STATED PROBLEM: What is the number of lines containing the word "JSON"? Please answer with that number and nothing more.
┄┄┄┄┄┄
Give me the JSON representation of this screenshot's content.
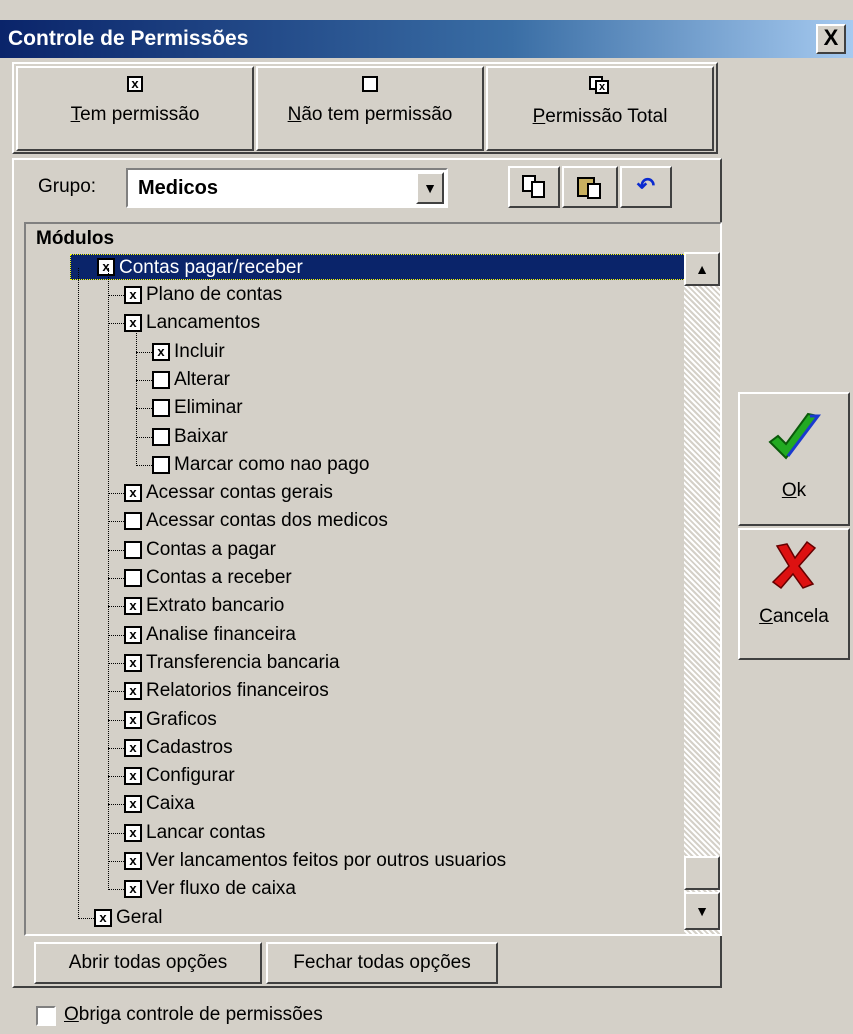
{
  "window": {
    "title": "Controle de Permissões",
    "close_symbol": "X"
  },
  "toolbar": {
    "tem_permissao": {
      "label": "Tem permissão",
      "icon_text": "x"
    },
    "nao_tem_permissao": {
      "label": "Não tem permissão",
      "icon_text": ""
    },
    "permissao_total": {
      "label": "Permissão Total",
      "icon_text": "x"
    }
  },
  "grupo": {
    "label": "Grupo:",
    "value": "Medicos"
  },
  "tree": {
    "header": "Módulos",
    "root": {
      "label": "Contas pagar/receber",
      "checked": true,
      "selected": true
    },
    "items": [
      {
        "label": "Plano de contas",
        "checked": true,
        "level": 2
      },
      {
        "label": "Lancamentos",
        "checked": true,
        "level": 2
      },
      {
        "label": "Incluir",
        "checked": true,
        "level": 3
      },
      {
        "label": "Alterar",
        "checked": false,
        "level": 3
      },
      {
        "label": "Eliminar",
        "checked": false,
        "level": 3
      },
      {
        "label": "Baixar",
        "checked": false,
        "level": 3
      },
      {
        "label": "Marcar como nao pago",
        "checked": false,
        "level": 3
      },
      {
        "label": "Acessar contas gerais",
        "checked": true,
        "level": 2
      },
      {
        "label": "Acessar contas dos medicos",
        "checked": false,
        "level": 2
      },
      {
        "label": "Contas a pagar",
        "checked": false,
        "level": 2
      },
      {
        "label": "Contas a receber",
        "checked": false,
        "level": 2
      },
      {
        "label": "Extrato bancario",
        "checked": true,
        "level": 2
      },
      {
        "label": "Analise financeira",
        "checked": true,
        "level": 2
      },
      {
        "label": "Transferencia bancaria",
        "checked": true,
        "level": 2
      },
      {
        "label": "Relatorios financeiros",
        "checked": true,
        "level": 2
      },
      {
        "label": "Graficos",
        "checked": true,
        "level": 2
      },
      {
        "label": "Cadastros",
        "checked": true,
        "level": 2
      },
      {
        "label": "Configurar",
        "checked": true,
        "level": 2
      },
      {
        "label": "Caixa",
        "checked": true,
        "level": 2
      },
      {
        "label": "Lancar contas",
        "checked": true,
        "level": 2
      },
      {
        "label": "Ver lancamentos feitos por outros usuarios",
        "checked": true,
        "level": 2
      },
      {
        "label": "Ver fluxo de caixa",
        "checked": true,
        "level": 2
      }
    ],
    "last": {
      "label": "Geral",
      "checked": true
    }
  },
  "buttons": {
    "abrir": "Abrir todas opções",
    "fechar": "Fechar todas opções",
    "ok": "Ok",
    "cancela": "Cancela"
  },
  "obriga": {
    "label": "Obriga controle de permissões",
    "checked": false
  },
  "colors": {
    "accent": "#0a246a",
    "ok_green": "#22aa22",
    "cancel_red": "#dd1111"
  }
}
┄┄┄┄┄┄
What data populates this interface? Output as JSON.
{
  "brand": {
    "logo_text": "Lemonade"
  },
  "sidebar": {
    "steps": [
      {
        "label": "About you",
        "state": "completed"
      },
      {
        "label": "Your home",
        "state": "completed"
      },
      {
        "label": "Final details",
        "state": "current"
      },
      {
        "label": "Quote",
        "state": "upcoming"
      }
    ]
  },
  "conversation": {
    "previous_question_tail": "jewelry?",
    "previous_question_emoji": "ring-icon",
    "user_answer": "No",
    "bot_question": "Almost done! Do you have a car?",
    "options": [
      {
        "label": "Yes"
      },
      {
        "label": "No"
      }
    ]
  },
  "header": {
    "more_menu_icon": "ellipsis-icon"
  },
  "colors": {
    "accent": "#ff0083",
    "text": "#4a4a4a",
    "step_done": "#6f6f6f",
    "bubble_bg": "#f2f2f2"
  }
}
┄┄┄┄┄┄
SOLUTION: 2